YOUR INSTRUCTIONS: Select the lines below containing the word "this".

AVAILABLE RECORDS:
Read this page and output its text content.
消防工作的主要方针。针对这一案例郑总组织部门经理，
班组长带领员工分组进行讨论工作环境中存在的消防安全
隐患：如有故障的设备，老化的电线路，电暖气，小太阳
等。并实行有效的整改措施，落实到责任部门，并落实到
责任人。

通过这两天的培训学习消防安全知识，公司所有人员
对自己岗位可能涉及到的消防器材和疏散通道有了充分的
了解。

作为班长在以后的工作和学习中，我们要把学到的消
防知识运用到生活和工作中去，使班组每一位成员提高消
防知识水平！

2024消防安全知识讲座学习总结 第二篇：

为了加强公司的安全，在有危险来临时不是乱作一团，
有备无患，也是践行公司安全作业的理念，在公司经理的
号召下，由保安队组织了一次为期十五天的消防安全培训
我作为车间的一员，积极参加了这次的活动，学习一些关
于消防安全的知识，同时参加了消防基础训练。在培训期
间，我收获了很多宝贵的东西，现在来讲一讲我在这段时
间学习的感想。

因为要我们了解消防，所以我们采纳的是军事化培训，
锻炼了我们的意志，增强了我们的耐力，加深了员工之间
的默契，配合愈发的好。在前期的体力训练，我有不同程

--

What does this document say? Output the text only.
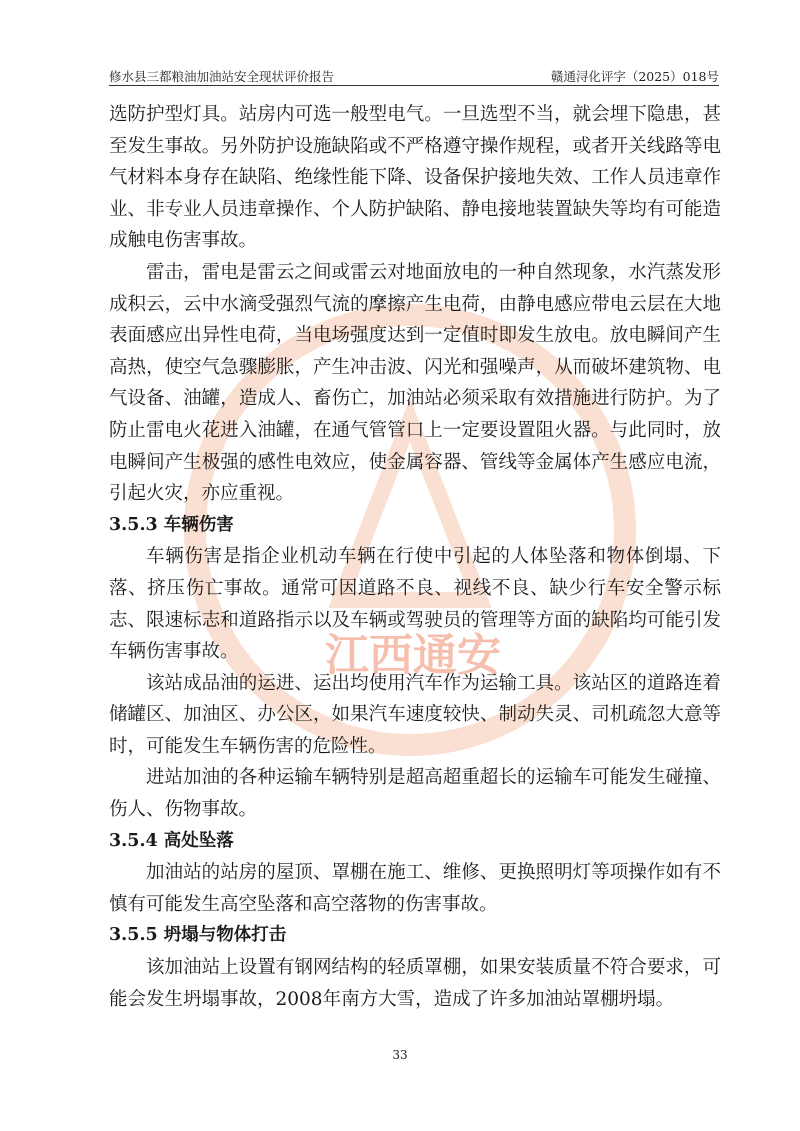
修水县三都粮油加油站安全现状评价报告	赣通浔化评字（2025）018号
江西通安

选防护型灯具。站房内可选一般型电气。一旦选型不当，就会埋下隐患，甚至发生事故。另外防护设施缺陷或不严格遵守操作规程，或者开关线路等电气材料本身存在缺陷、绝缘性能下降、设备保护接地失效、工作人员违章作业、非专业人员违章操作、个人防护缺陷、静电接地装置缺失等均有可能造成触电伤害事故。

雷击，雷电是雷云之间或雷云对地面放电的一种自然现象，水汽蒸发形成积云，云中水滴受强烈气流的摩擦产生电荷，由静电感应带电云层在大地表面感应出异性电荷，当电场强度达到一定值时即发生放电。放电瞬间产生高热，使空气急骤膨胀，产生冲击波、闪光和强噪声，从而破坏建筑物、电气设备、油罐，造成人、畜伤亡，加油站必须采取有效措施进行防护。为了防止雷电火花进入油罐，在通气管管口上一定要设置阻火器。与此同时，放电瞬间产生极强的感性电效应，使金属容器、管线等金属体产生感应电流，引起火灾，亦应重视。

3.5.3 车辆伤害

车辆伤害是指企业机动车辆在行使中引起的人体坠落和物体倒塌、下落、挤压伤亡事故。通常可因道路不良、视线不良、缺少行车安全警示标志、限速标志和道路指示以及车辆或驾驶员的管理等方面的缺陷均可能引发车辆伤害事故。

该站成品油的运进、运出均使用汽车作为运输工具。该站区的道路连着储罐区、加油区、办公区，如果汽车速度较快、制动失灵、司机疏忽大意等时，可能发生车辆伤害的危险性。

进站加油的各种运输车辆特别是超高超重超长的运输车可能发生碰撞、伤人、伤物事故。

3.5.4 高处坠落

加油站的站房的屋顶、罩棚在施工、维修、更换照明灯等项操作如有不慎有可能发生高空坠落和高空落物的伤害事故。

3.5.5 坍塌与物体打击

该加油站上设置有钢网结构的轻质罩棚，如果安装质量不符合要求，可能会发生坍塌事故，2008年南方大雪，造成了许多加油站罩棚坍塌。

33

* * *

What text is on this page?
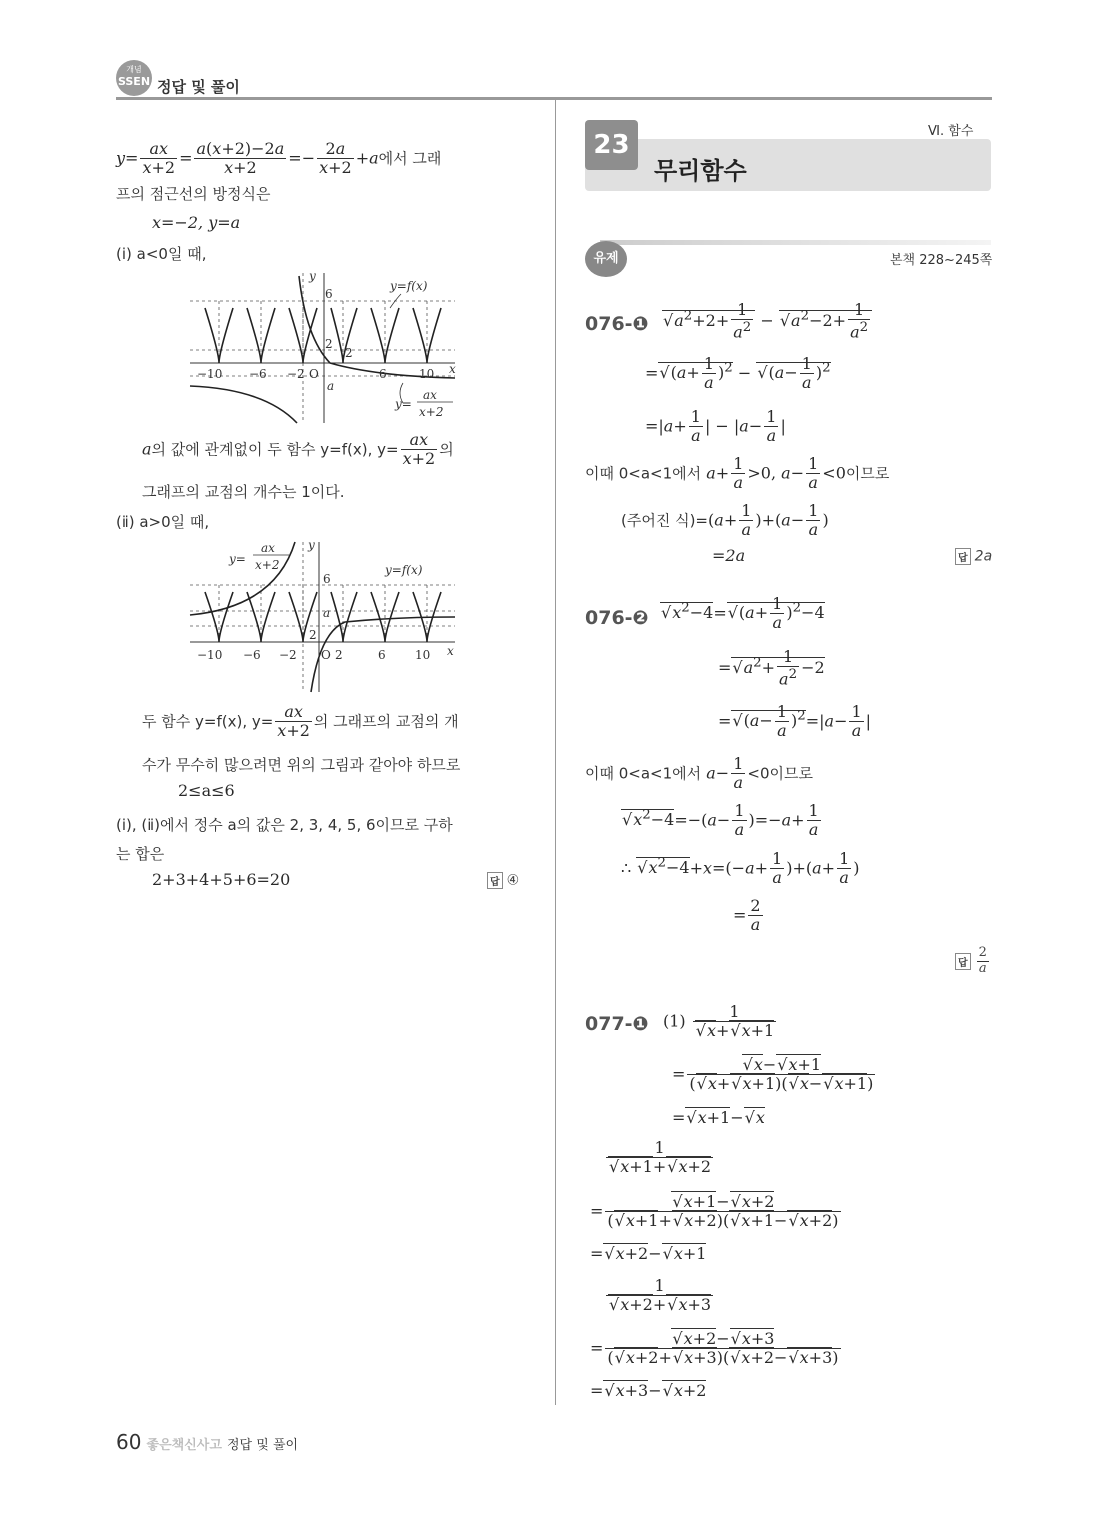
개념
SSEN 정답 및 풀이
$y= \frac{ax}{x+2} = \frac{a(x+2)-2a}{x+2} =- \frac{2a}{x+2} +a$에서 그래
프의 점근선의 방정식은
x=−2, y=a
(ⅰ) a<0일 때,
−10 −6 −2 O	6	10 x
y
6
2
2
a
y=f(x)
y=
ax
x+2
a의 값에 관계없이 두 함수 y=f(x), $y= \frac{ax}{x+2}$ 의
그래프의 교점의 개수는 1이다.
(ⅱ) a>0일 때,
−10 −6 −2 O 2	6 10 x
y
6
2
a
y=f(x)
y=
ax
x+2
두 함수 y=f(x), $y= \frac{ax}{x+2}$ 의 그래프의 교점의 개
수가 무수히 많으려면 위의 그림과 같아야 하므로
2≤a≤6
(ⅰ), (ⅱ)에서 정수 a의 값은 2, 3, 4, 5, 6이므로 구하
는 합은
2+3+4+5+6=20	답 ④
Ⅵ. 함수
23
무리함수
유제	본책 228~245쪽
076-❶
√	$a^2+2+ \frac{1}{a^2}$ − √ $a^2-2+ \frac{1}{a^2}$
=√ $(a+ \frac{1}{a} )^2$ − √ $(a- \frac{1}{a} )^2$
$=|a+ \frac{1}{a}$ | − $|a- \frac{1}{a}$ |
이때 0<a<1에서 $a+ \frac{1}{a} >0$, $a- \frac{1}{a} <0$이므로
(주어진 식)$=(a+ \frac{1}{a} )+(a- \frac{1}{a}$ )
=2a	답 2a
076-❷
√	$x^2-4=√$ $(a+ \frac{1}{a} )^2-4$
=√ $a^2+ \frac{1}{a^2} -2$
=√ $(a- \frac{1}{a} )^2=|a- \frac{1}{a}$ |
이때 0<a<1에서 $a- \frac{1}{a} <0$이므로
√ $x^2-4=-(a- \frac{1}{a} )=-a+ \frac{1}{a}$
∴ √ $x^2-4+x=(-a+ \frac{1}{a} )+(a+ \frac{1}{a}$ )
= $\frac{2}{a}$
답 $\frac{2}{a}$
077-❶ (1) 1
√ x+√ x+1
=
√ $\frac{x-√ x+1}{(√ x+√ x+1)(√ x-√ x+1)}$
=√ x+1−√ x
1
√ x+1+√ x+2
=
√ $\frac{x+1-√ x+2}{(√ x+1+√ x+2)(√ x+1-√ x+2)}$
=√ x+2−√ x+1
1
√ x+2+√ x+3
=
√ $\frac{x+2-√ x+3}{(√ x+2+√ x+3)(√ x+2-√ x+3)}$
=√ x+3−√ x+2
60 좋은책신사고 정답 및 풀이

EXERCISE ANSWER:
Read this page and output its text content.
What does this document say? Output the text only.
What text is on this page?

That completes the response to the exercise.